▸ Exercise directions
Print all of the data exactly.

-------- Data supplied

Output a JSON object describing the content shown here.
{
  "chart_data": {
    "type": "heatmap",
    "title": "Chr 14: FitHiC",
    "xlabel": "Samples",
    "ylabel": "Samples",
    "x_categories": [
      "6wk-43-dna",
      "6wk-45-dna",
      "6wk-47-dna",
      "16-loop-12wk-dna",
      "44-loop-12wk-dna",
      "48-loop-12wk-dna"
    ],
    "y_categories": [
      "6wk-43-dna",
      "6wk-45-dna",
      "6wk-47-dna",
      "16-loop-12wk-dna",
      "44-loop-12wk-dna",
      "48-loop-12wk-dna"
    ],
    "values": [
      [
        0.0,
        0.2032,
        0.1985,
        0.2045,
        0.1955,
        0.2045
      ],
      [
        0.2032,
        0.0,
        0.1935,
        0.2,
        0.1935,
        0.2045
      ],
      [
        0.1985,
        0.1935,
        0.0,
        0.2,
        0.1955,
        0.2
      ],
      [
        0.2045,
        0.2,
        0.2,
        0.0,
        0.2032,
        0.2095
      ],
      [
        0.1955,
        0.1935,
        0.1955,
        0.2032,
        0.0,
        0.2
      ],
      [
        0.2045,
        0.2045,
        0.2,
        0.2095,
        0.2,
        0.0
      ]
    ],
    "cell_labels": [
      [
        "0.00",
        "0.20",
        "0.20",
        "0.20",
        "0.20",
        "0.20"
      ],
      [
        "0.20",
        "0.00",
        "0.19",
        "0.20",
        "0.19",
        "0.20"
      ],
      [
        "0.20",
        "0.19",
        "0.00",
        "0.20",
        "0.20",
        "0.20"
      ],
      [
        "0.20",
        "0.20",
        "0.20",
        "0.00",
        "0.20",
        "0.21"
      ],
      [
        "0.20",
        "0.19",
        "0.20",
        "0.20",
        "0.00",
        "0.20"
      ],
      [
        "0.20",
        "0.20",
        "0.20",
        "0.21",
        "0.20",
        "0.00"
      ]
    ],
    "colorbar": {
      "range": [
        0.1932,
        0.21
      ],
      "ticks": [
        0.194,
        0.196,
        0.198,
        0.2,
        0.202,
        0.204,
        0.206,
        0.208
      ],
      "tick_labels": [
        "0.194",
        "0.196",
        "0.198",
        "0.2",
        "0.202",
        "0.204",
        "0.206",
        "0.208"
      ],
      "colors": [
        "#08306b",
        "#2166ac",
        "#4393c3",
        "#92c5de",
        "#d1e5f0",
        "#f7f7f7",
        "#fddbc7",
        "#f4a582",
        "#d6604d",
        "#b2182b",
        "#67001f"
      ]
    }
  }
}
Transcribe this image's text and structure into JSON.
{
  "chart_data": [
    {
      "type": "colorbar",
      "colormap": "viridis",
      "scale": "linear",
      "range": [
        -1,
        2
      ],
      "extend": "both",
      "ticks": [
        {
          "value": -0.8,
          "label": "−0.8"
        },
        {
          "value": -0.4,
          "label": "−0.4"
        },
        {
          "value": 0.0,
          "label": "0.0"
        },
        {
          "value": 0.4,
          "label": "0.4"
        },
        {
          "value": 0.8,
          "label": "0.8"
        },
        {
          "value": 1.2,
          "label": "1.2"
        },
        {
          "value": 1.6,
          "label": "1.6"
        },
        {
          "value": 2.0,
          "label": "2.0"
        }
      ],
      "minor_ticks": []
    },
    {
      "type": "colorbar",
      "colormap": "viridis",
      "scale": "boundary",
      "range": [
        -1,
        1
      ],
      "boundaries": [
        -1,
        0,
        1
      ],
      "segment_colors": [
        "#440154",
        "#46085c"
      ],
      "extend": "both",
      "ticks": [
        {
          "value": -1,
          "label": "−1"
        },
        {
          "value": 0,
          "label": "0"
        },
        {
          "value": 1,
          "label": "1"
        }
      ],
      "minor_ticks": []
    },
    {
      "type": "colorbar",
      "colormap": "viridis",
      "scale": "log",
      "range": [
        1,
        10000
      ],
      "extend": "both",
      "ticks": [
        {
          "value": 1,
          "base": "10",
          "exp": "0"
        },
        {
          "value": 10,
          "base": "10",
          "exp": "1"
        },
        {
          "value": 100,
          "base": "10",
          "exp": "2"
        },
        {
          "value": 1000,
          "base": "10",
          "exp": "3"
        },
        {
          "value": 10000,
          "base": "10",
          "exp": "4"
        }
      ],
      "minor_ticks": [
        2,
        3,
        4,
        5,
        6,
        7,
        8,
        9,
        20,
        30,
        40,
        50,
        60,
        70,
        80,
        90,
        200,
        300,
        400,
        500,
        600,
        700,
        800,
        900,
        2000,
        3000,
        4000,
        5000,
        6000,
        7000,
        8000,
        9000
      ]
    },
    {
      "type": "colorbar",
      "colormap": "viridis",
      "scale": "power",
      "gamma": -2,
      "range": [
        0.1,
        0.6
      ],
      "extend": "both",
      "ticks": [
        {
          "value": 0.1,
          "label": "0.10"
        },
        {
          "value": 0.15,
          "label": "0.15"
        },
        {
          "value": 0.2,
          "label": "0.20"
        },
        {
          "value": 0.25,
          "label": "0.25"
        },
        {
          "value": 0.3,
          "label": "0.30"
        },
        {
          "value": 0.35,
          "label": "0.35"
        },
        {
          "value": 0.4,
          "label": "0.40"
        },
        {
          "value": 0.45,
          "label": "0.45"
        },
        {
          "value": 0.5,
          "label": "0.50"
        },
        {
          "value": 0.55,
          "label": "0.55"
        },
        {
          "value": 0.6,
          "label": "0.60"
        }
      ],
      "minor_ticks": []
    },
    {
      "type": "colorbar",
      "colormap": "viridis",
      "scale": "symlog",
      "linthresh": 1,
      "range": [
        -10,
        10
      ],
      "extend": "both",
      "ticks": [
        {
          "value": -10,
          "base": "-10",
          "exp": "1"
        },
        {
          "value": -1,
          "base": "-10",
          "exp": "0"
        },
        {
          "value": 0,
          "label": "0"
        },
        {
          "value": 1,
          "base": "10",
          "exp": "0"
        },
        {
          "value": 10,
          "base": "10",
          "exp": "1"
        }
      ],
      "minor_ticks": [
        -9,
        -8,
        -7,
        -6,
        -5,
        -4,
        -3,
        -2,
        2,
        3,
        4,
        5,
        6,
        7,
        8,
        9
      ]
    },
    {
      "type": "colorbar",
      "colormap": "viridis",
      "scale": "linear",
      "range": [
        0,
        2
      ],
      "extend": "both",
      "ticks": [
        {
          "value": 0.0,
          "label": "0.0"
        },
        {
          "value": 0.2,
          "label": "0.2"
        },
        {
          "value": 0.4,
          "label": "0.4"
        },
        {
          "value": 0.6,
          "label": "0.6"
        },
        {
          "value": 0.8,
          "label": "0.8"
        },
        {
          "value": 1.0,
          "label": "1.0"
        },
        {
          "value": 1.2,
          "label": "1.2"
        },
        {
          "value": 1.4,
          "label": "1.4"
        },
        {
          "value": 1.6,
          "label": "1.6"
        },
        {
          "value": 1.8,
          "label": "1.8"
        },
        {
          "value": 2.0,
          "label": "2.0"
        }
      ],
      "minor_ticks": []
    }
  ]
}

----------------

▸ Task result
Output a JSON object describing the content shown here.
{
  "chart_data": {
    "type": "heatmap",
    "title": "Chr 14: FitHiC",
    "xlabel": "Samples",
    "ylabel": "Samples",
    "x_categories": [
      "6wk-43-dna",
      "6wk-45-dna",
      "6wk-47-dna",
      "16-loop-12wk-dna",
      "44-loop-12wk-dna",
      "48-loop-12wk-dna"
    ],
    "y_categories": [
      "6wk-43-dna",
      "6wk-45-dna",
      "6wk-47-dna",
      "16-loop-12wk-dna",
      "44-loop-12wk-dna",
      "48-loop-12wk-dna"
    ],
    "values": [
      [
        0.0,
        0.2032,
        0.1985,
        0.2045,
        0.1955,
        0.2045
      ],
      [
        0.2032,
        0.0,
        0.1935,
        0.2,
        0.1935,
        0.2045
      ],
      [
        0.1985,
        0.1935,
        0.0,
        0.2,
        0.1955,
        0.2
      ],
      [
        0.2045,
        0.2,
        0.2,
        0.0,
        0.2032,
        0.2095
      ],
      [
        0.1955,
        0.1935,
        0.1955,
        0.2032,
        0.0,
        0.2
      ],
      [
        0.2045,
        0.2045,
        0.2,
        0.2095,
        0.2,
        0.0
      ]
    ],
    "cell_labels": [
      [
        "0.00",
        "0.20",
        "0.20",
        "0.20",
        "0.20",
        "0.20"
      ],
      [
        "0.20",
        "0.00",
        "0.19",
        "0.20",
        "0.19",
        "0.20"
      ],
      [
        "0.20",
        "0.19",
        "0.00",
        "0.20",
        "0.20",
        "0.20"
      ],
      [
        "0.20",
        "0.20",
        "0.20",
        "0.00",
        "0.20",
        "0.21"
      ],
      [
        "0.20",
        "0.19",
        "0.20",
        "0.20",
        "0.00",
        "0.20"
      ],
      [
        "0.20",
        "0.20",
        "0.20",
        "0.21",
        "0.20",
        "0.00"
      ]
    ],
    "colorbar": {
      "range": [
        0.1932,
        0.21
      ],
      "ticks": [
        0.194,
        0.196,
        0.198,
        0.2,
        0.202,
        0.204,
        0.206,
        0.208
      ],
      "tick_labels": [
        "0.194",
        "0.196",
        "0.198",
        "0.2",
        "0.202",
        "0.204",
        "0.206",
        "0.208"
      ],
      "colors": [
        "#08306b",
        "#2166ac",
        "#4393c3",
        "#92c5de",
        "#d1e5f0",
        "#f7f7f7",
        "#fddbc7",
        "#f4a582",
        "#d6604d",
        "#b2182b",
        "#67001f"
      ]
    }
  }
}
Transcribe this image's text and structure into JSON.
{
  "chart_data": [
    {
      "type": "colorbar",
      "colormap": "viridis",
      "scale": "linear",
      "range": [
        -1,
        2
      ],
      "extend": "both",
      "ticks": [
        {
          "value": -0.8,
          "label": "−0.8"
        },
        {
          "value": -0.4,
          "label": "−0.4"
        },
        {
          "value": 0.0,
          "label": "0.0"
        },
        {
          "value": 0.4,
          "label": "0.4"
        },
        {
          "value": 0.8,
          "label": "0.8"
        },
        {
          "value": 1.2,
          "label": "1.2"
        },
        {
          "value": 1.6,
          "label": "1.6"
        },
        {
          "value": 2.0,
          "label": "2.0"
        }
      ],
      "minor_ticks": []
    },
    {
      "type": "colorbar",
      "colormap": "viridis",
      "scale": "boundary",
      "range": [
        -1,
        1
      ],
      "boundaries": [
        -1,
        0,
        1
      ],
      "segment_colors": [
        "#440154",
        "#46085c"
      ],
      "extend": "both",
      "ticks": [
        {
          "value": -1,
          "label": "−1"
        },
        {
          "value": 0,
          "label": "0"
        },
        {
          "value": 1,
          "label": "1"
        }
      ],
      "minor_ticks": []
    },
    {
      "type": "colorbar",
      "colormap": "viridis",
      "scale": "log",
      "range": [
        1,
        10000
      ],
      "extend": "both",
      "ticks": [
        {
          "value": 1,
          "base": "10",
          "exp": "0"
        },
        {
          "value": 10,
          "base": "10",
          "exp": "1"
        },
        {
          "value": 100,
          "base": "10",
          "exp": "2"
        },
        {
          "value": 1000,
          "base": "10",
          "exp": "3"
        },
        {
          "value": 10000,
          "base": "10",
          "exp": "4"
        }
      ],
      "minor_ticks": [
        2,
        3,
        4,
        5,
        6,
        7,
        8,
        9,
        20,
        30,
        40,
        50,
        60,
        70,
        80,
        90,
        200,
        300,
        400,
        500,
        600,
        700,
        800,
        900,
        2000,
        3000,
        4000,
        5000,
        6000,
        7000,
        8000,
        9000
      ]
    },
    {
      "type": "colorbar",
      "colormap": "viridis",
      "scale": "power",
      "gamma": -2,
      "range": [
        0.1,
        0.6
      ],
      "extend": "both",
      "ticks": [
        {
          "value": 0.1,
          "label": "0.10"
        },
        {
          "value": 0.15,
          "label": "0.15"
        },
        {
          "value": 0.2,
          "label": "0.20"
        },
        {
          "value": 0.25,
          "label": "0.25"
        },
        {
          "value": 0.3,
          "label": "0.30"
        },
        {
          "value": 0.35,
          "label": "0.35"
        },
        {
          "value": 0.4,
          "label": "0.40"
        },
        {
          "value": 0.45,
          "label": "0.45"
        },
        {
          "value": 0.5,
          "label": "0.50"
        },
        {
          "value": 0.55,
          "label": "0.55"
        },
        {
          "value": 0.6,
          "label": "0.60"
        }
      ],
      "minor_ticks": []
    },
    {
      "type": "colorbar",
      "colormap": "viridis",
      "scale": "symlog",
      "linthresh": 1,
      "range": [
        -10,
        10
      ],
      "extend": "both",
      "ticks": [
        {
          "value": -10,
          "base": "-10",
          "exp": "1"
        },
        {
          "value": -1,
          "base": "-10",
          "exp": "0"
        },
        {
          "value": 0,
          "label": "0"
        },
        {
          "value": 1,
          "base": "10",
          "exp": "0"
        },
        {
          "value": 10,
          "base": "10",
          "exp": "1"
        }
      ],
      "minor_ticks": [
        -9,
        -8,
        -7,
        -6,
        -5,
        -4,
        -3,
        -2,
        2,
        3,
        4,
        5,
        6,
        7,
        8,
        9
      ]
    },
    {
      "type": "colorbar",
      "colormap": "viridis",
      "scale": "linear",
      "range": [
        0,
        2
      ],
      "extend": "both",
      "ticks": [
        {
          "value": 0.0,
          "label": "0.0"
        },
        {
          "value": 0.2,
          "label": "0.2"
        },
        {
          "value": 0.4,
          "label": "0.4"
        },
        {
          "value": 0.6,
          "label": "0.6"
        },
        {
          "value": 0.8,
          "label": "0.8"
        },
        {
          "value": 1.0,
          "label": "1.0"
        },
        {
          "value": 1.2,
          "label": "1.2"
        },
        {
          "value": 1.4,
          "label": "1.4"
        },
        {
          "value": 1.6,
          "label": "1.6"
        },
        {
          "value": 1.8,
          "label": "1.8"
        },
        {
          "value": 2.0,
          "label": "2.0"
        }
      ],
      "minor_ticks": []
    }
  ]
}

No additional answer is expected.